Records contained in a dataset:
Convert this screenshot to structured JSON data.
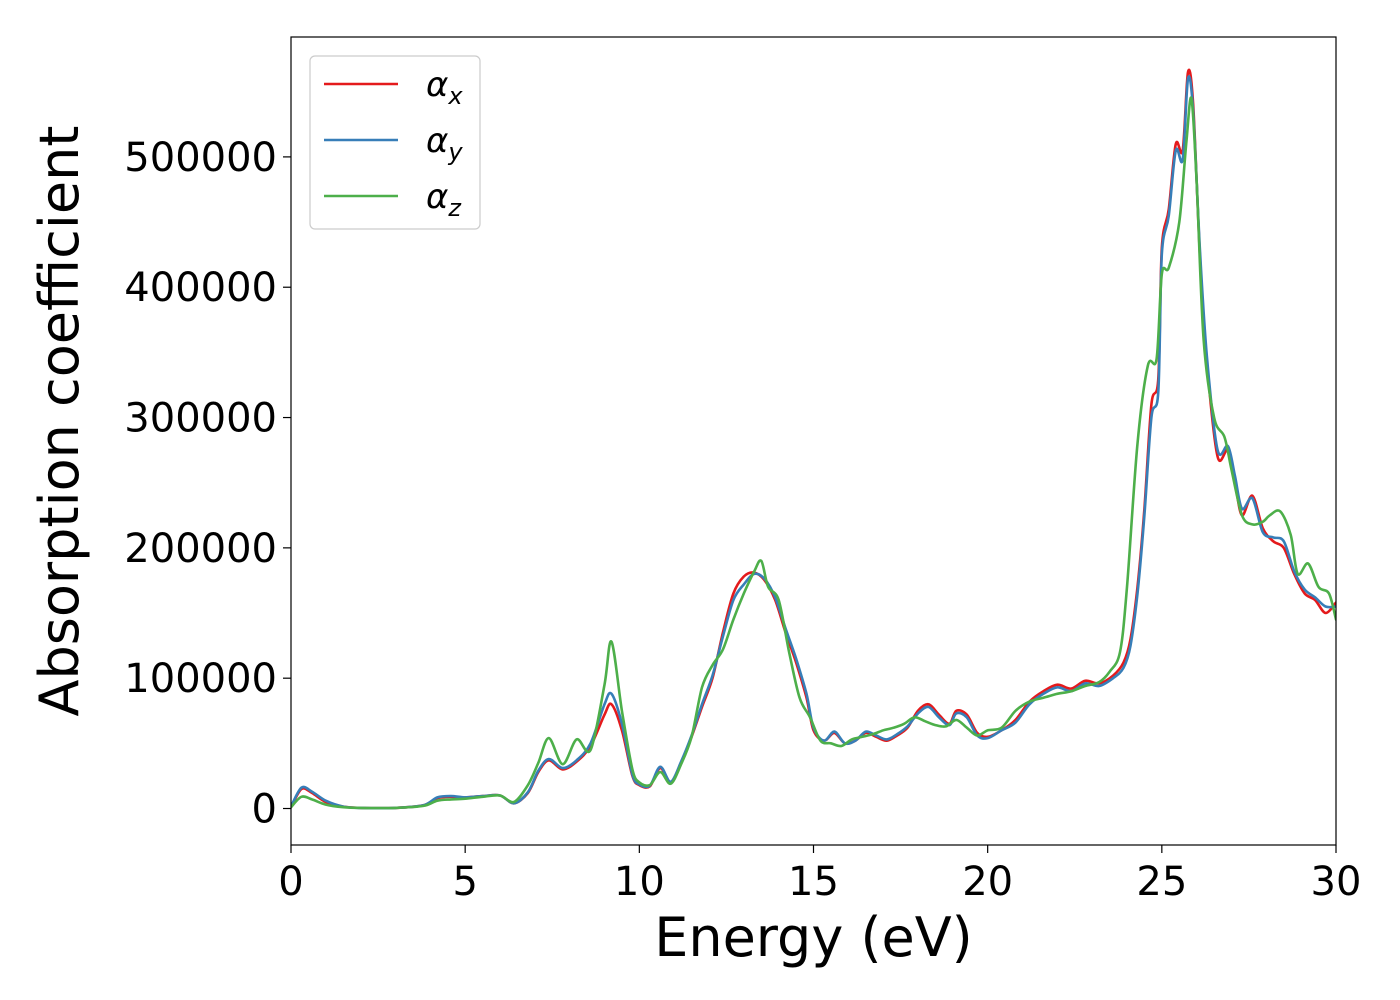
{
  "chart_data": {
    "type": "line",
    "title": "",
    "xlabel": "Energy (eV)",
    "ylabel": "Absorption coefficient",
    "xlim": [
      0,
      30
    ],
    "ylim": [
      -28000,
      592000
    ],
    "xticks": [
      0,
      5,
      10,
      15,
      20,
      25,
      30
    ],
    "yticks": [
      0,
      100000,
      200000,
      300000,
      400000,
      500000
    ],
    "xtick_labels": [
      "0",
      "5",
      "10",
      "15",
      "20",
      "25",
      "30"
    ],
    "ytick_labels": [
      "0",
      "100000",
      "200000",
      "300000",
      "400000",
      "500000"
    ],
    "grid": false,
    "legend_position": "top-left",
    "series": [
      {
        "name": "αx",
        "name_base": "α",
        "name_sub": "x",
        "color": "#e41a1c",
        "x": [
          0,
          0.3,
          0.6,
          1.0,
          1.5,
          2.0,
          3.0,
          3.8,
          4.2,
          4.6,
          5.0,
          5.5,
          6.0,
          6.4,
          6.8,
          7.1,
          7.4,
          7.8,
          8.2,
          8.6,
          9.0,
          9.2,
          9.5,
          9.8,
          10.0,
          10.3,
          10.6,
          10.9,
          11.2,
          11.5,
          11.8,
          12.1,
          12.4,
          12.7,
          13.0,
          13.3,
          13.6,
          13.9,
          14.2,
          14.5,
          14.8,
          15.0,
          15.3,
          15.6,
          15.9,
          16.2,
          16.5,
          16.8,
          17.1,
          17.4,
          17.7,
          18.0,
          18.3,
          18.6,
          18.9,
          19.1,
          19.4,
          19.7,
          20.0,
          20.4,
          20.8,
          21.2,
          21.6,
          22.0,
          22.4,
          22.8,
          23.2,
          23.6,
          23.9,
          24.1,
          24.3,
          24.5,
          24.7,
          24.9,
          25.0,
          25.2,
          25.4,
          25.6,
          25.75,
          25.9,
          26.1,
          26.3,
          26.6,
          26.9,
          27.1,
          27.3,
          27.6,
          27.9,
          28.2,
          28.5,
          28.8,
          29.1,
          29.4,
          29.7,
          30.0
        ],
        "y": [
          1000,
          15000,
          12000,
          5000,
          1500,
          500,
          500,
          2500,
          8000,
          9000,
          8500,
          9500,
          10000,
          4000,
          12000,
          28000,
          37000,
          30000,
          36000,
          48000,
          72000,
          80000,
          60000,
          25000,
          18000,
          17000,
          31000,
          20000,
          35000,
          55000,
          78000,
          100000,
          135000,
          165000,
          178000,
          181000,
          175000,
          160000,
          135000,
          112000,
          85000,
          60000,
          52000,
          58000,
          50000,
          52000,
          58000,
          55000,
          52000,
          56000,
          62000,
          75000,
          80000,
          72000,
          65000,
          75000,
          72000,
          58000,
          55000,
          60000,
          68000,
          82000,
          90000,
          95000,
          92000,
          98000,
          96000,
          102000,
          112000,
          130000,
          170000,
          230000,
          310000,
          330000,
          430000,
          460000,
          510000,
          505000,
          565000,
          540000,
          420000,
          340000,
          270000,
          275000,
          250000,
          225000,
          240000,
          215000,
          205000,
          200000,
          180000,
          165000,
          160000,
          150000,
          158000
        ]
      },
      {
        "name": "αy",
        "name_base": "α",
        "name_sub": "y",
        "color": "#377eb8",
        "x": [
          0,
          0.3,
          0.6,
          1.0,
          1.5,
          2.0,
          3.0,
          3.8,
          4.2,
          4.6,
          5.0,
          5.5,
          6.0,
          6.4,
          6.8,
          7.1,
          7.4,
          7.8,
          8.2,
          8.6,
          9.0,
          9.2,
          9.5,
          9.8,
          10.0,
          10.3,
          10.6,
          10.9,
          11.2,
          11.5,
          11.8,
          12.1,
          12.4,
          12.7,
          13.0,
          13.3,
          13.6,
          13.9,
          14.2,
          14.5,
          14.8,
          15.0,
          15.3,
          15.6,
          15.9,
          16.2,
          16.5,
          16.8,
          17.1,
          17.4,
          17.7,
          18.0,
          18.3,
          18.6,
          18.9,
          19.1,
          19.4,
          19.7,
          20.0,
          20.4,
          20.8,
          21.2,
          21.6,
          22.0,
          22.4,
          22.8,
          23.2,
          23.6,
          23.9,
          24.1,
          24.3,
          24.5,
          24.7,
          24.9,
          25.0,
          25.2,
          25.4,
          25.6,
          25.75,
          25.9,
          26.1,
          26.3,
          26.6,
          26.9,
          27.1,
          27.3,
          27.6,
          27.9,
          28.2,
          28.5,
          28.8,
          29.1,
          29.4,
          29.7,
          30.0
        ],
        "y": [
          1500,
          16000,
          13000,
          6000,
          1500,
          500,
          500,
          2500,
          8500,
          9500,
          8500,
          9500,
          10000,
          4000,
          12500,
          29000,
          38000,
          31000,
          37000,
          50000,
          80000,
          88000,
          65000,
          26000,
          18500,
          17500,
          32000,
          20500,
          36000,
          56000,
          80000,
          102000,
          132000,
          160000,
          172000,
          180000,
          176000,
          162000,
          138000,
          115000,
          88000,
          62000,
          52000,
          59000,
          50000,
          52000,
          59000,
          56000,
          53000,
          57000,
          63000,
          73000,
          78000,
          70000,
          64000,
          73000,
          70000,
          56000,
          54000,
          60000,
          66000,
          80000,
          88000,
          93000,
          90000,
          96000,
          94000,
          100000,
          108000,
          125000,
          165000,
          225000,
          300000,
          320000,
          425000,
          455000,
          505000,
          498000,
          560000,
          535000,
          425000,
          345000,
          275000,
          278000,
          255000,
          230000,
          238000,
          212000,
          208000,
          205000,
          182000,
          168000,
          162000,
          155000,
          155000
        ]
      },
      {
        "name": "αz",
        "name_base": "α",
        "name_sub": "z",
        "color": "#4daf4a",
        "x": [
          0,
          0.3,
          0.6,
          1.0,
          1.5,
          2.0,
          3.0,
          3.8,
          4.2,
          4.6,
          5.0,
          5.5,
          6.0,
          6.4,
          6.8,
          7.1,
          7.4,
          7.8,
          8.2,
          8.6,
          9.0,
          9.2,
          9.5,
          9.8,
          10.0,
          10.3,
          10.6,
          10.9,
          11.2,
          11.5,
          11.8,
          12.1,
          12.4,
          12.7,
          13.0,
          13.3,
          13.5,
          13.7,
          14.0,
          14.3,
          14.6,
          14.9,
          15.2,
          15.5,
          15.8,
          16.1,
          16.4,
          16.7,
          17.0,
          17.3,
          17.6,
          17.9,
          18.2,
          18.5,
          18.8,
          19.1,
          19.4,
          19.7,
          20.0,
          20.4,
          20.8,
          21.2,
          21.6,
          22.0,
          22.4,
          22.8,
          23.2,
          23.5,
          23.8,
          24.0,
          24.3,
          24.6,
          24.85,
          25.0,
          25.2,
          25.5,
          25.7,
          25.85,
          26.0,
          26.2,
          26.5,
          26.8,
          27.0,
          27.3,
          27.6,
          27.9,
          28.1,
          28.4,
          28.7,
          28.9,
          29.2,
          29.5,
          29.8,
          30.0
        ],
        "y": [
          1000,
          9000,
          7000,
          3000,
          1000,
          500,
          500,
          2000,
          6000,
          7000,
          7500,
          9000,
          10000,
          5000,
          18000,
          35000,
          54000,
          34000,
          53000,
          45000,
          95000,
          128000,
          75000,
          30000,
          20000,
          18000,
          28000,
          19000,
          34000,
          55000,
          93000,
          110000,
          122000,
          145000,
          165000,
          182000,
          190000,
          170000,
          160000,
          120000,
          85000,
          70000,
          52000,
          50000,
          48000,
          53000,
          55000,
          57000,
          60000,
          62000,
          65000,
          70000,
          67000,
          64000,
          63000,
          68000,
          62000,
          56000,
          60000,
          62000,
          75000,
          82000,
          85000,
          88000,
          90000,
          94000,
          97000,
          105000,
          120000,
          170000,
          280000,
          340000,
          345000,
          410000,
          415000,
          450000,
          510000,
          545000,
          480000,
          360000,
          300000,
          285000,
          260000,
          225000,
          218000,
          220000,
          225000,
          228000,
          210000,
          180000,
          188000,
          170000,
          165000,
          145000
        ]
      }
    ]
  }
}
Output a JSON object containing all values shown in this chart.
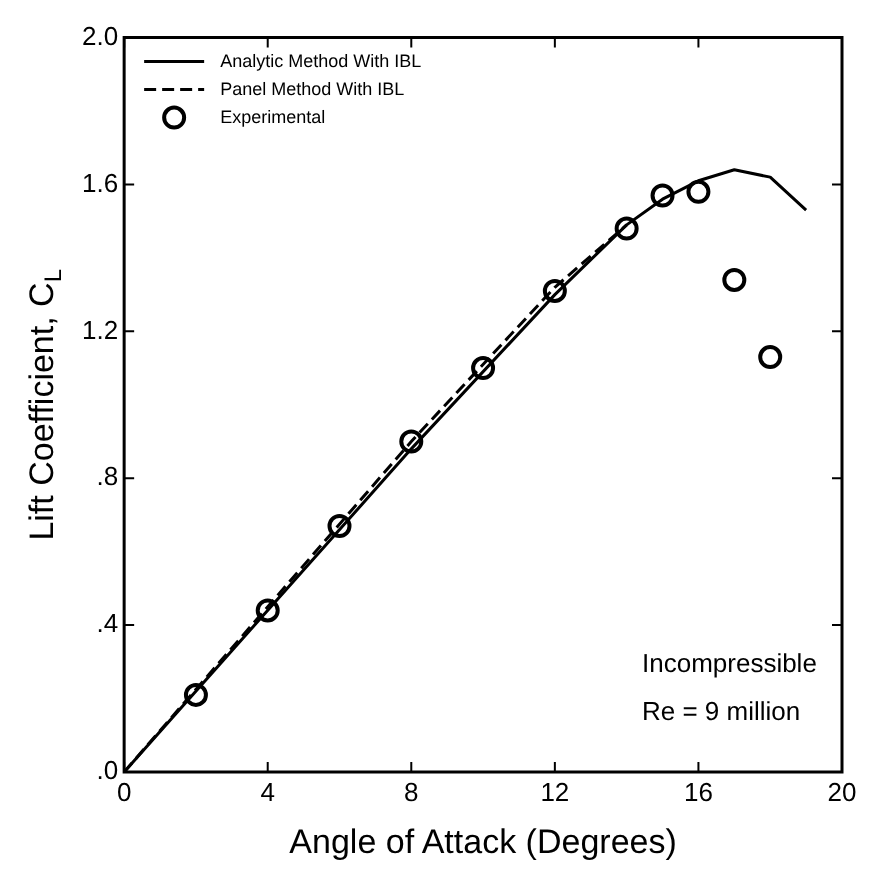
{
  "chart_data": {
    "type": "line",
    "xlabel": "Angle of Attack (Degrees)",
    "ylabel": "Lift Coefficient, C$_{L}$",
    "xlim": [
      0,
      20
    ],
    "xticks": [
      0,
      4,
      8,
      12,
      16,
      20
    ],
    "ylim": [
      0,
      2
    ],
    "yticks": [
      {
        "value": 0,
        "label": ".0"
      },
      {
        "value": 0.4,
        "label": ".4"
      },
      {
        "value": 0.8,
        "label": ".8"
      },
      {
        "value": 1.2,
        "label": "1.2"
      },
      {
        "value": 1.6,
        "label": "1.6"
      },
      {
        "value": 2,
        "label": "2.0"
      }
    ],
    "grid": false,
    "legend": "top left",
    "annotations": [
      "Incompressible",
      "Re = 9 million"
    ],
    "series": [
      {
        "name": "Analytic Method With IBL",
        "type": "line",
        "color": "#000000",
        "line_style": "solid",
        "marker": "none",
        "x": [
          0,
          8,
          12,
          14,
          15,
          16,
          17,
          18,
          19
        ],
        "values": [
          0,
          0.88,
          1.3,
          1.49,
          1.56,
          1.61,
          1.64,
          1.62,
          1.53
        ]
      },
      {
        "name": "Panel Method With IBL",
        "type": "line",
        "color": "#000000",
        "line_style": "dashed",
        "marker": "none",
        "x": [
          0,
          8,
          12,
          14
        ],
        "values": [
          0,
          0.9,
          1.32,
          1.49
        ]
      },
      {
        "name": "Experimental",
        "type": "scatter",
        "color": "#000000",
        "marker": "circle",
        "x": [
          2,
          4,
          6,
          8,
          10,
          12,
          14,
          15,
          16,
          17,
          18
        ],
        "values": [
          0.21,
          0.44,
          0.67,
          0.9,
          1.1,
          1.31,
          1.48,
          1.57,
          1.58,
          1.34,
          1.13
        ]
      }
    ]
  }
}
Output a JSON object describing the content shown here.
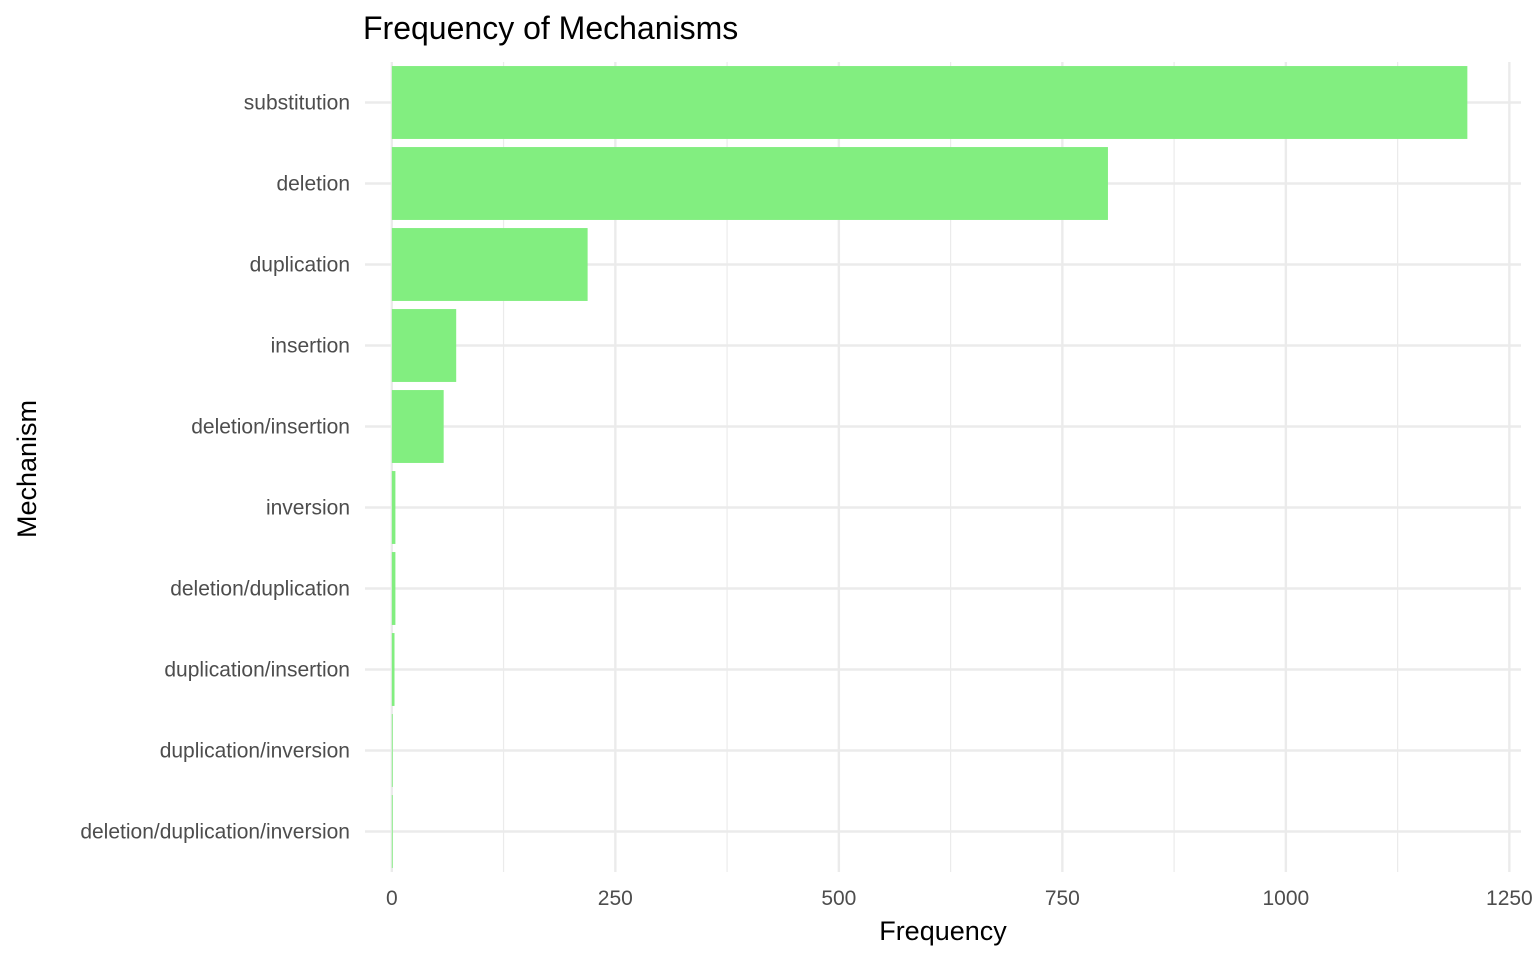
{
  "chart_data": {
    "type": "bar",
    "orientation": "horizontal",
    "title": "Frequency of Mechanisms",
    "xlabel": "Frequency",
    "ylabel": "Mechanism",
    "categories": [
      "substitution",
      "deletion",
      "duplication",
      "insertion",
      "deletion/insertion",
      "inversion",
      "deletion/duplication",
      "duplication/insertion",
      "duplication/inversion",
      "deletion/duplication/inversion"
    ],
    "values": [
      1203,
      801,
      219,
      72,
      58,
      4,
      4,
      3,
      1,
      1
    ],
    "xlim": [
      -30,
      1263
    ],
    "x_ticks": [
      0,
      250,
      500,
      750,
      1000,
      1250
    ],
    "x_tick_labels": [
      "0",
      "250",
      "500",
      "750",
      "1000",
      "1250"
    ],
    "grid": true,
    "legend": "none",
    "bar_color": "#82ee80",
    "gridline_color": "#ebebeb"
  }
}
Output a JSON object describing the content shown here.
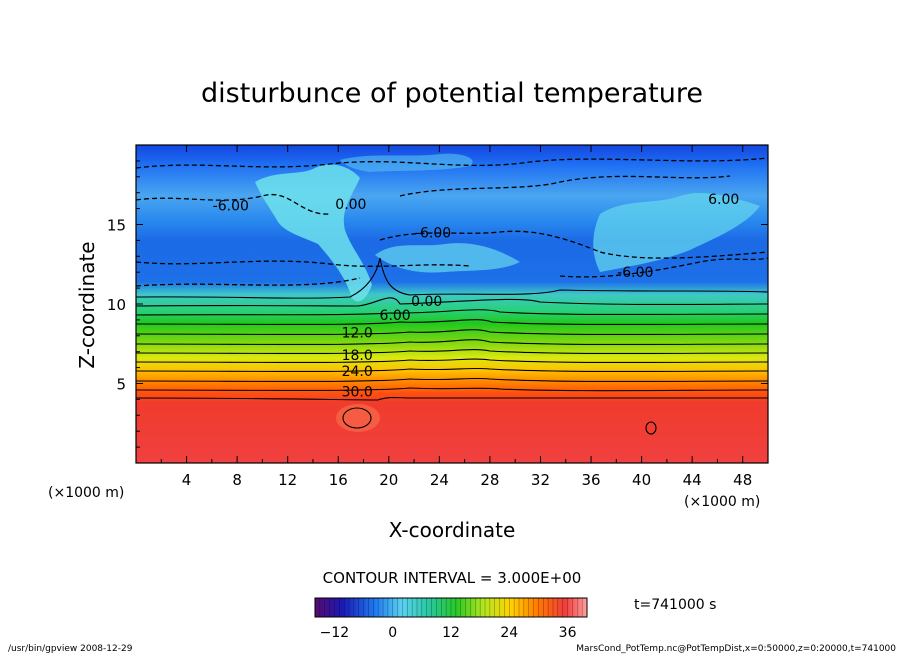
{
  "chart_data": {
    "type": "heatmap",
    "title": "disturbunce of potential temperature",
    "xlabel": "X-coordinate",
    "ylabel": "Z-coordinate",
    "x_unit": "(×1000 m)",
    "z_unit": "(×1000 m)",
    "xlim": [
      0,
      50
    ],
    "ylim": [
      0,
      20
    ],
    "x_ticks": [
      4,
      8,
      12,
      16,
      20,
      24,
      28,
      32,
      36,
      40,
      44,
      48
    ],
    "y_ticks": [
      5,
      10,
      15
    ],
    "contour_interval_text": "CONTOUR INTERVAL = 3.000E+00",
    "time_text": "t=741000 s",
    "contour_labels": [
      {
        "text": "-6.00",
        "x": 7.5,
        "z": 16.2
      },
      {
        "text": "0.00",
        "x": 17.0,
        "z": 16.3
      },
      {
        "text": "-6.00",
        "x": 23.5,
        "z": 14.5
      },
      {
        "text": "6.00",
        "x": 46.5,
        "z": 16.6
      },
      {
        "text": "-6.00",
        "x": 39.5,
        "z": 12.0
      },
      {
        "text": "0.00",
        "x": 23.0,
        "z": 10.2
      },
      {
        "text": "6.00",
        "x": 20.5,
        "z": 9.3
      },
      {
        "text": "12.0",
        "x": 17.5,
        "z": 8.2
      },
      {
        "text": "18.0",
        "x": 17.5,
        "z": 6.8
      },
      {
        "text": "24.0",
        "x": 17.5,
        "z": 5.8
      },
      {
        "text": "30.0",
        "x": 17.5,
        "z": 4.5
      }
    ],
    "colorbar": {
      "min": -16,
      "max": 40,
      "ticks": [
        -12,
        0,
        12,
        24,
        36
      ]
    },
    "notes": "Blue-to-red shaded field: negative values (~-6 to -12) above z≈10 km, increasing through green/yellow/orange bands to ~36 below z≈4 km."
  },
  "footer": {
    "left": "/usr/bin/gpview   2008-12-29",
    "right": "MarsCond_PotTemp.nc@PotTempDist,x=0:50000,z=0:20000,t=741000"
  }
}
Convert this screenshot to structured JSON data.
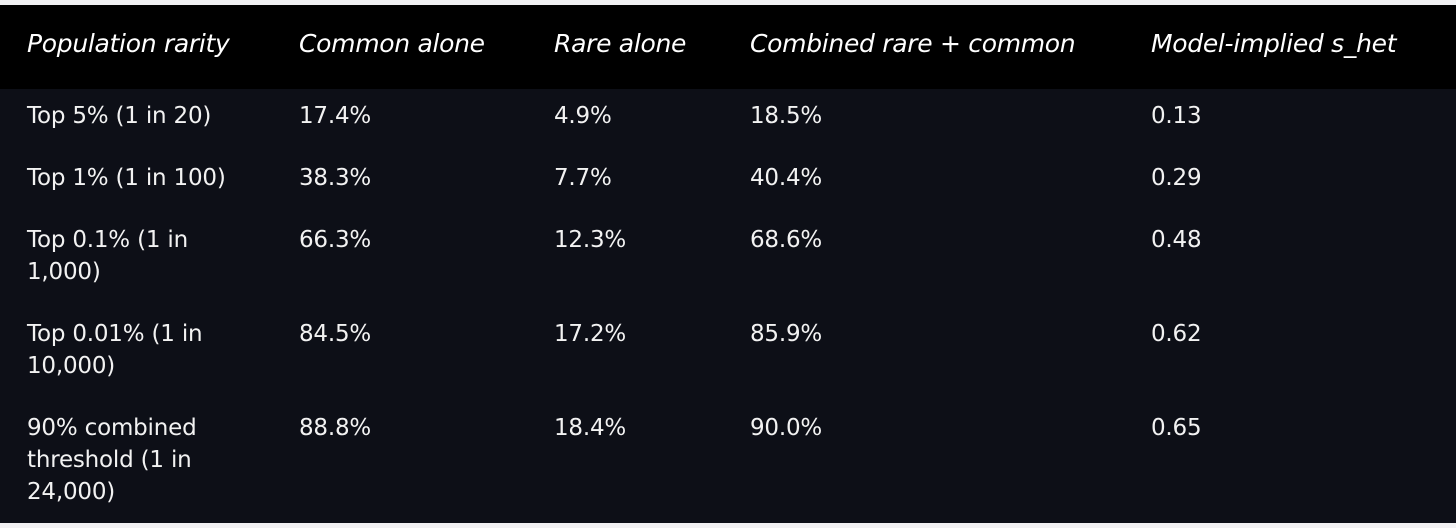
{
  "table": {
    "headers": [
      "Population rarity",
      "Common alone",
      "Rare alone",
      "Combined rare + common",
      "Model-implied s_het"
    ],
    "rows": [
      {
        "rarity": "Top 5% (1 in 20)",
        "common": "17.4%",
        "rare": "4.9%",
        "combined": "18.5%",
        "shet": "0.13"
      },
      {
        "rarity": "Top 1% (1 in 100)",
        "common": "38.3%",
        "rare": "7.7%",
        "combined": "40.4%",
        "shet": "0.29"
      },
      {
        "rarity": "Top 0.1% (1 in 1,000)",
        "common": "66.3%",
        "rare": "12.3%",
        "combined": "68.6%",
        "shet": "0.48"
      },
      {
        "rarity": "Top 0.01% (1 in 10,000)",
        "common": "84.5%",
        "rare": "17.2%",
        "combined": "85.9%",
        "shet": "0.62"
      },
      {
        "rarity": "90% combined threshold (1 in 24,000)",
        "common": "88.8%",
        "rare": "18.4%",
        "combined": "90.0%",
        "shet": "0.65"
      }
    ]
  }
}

**TASK BRIEF**
Which lines in the data above contain "rarity"? Show each one.

**TASK RESULT**
      "Population rarity",
        "rarity": "Top 5% (1 in 20)",
        "rarity": "Top 1% (1 in 100)",
        "rarity": "Top 0.1% (1 in 1,000)",
        "rarity": "Top 0.01% (1 in 10,000)",
        "rarity": "90% combined threshold (1 in 24,000)",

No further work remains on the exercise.